[start DOCUMENT SEGMENT]

Forsters Tern Courtship Feeding

Forsters Tern Courtship Feeding
The male Forsters Tern offers a fish to his mate

Saturday, November 20, 2010

Most nights...

I sit in a semi-drunken haze.

Drowning the sorrows, numbing the pain. Knowing full well what the next morning will feel like.

Having watched my mother follow this same path.

It's like being on a runaway train.

Mom, I finally understand. I love you, and I get it. I know what you felt. I know why.

Still, I get up and give my all. I take my cameras out and capture the impossible.

There is clarity in this life. This existence.

I know what I am.

I accept it.

You can reach a point where all the things you once thought were important fade away.

When you have married, had a life, raised your children.

When that is all gone.

When it's just you and the sunrise.

And I will see as many as I can.

While I breathe.

With no concern for how many are left for me.

[end DOCUMENT SEGMENT]
[start ENTRIES]

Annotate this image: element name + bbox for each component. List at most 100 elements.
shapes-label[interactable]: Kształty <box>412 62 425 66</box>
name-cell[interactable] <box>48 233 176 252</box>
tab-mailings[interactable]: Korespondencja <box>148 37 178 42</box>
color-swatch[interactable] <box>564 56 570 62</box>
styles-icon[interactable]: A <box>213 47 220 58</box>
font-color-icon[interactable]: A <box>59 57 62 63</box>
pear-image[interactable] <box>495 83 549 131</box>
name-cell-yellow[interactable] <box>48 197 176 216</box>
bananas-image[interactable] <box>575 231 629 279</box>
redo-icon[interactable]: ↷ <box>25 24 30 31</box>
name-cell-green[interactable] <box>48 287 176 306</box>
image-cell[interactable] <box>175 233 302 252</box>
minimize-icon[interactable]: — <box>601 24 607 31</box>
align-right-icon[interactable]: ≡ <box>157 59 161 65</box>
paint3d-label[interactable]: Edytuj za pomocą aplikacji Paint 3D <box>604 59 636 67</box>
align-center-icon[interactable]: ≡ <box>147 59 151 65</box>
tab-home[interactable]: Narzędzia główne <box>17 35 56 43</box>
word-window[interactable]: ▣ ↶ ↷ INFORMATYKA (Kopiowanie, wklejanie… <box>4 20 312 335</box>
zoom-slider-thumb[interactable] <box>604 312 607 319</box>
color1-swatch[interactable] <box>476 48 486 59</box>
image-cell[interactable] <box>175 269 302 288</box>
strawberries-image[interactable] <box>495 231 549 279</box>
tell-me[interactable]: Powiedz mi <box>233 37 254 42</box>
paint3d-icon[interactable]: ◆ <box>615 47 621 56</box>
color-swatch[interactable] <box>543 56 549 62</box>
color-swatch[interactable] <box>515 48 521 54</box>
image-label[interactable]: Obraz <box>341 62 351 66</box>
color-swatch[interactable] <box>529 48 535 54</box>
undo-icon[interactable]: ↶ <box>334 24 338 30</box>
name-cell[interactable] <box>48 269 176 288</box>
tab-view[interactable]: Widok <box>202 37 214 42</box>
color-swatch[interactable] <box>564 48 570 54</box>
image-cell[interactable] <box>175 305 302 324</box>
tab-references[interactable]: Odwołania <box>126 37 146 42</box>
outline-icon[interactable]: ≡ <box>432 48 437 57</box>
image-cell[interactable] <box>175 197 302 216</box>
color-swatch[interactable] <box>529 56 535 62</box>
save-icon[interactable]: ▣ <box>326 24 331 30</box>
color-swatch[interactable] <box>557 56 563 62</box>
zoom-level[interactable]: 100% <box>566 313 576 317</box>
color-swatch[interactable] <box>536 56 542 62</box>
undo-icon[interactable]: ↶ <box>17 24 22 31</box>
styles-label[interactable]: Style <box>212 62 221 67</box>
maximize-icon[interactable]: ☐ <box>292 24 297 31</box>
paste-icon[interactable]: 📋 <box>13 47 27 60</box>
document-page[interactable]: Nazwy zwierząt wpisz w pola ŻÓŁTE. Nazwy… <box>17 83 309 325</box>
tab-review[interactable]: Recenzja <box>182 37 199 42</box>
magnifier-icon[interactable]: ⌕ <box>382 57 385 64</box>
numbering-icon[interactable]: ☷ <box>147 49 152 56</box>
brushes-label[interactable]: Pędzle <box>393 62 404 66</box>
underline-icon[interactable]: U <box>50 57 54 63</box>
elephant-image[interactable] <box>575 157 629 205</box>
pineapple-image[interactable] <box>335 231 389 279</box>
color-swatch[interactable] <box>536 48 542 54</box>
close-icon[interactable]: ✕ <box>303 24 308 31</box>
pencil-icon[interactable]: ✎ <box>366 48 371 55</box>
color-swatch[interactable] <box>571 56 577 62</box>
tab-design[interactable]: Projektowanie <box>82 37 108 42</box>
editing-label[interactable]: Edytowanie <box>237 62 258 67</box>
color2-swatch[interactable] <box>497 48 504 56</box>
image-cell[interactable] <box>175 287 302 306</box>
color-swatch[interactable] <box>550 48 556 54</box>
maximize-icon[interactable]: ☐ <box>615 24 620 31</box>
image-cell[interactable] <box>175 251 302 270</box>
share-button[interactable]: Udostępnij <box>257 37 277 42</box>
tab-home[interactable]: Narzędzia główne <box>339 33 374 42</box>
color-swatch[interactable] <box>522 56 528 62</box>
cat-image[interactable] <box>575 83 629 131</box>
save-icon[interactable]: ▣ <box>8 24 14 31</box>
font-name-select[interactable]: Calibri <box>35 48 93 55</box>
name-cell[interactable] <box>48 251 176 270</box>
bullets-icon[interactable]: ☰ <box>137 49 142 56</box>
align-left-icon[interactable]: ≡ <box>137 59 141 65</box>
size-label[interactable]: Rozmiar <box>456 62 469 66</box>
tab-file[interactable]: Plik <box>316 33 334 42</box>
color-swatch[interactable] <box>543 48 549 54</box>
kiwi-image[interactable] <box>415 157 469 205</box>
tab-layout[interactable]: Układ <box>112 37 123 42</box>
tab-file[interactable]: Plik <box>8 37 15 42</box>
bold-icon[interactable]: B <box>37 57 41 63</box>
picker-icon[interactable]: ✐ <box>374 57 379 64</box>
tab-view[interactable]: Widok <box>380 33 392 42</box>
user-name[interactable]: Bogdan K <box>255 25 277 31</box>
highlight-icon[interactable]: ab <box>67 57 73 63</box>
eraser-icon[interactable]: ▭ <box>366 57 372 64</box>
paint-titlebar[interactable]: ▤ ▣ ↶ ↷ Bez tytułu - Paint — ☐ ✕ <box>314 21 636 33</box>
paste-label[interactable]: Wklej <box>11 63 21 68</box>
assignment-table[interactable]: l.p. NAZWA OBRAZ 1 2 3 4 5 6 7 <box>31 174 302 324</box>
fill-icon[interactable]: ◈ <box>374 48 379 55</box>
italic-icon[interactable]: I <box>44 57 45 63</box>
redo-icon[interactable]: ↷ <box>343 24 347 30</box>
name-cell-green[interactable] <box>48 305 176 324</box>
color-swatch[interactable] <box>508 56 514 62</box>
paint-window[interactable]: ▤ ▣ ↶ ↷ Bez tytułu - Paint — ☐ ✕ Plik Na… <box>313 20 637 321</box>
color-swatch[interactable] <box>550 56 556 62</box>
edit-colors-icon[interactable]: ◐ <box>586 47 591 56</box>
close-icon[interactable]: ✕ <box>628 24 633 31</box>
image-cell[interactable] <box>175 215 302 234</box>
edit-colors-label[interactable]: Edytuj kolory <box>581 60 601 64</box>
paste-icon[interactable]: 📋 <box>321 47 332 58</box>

[end ENTRIES]

_YOUR TASKS_.
**a.** Return the tern blog post in full, word for word.
**b.** Rewrite the records as a JSON list of strings, one per line with blank lines dropped. Start at the first line of the records and continue through the line containing "image-cell[interactable] <box>175 269", including both ends.
The tern blog post and the records are two unrelated pieces of material.

_SOLVED PROBLEMS_.
**a.**
Forsters Tern Courtship Feeding

Forsters Tern Courtship Feeding
The male Forsters Tern offers a fish to his mate

Saturday, November 20, 2010

Most nights...

I sit in a semi-drunken haze.

Drowning the sorrows, numbing the pain. Knowing full well what the next morning will feel like.

Having watched my mother follow this same path.

It's like being on a runaway train.

Mom, I finally understand. I love you, and I get it. I know what you felt. I know why.

Still, I get up and give my all. I take my cameras out and capture the impossible.

There is clarity in this life. This existence.

I know what I am.

I accept it.

You can reach a point where all the things you once thought were important fade away.

When you have married, had a life, raised your children.

When that is all gone.

When it's just you and the sunrise.

And I will see as many as I can.

While I breathe.

With no concern for how many are left for me.

**b.**
[
  "Annotate this image: element name + bbox for each component. List at most 100 elements.",
  "shapes-label[interactable]: Kształty <box>412 62 425 66</box>",
  "name-cell[interactable] <box>48 233 176 252</box>",
  "tab-mailings[interactable]: Korespondencja <box>148 37 178 42</box>",
  "color-swatch[interactable] <box>564 56 570 62</box>",
  "styles-icon[interactable]: A <box>213 47 220 58</box>",
  "font-color-icon[interactable]: A <box>59 57 62 63</box>",
  "pear-image[interactable] <box>495 83 549 131</box>",
  "name-cell-yellow[interactable] <box>48 197 176 216</box>",
  "bananas-image[interactable] <box>575 231 629 279</box>",
  "redo-icon[interactable]: ↷ <box>25 24 30 31</box>",
  "name-cell-green[interactable] <box>48 287 176 306</box>",
  "image-cell[interactable] <box>175 233 302 252</box>",
  "minimize-icon[interactable]: — <box>601 24 607 31</box>",
  "align-right-icon[interactable]: ≡ <box>157 59 161 65</box>",
  "paint3d-label[interactable]: Edytuj za pomocą aplikacji Paint 3D <box>604 59 636 67</box>",
  "align-center-icon[interactable]: ≡ <box>147 59 151 65</box>",
  "tab-home[interactable]: Narzędzia główne <box>17 35 56 43</box>",
  "word-window[interactable]: ▣ ↶ ↷ INFORMATYKA (Kopiowanie, wklejanie… <box>4 20 312 335</box>",
  "zoom-slider-thumb[interactable] <box>604 312 607 319</box>",
  "color1-swatch[interactable] <box>476 48 486 59</box>",
  "image-cell[interactable] <box>175 269 302 288</box>"
]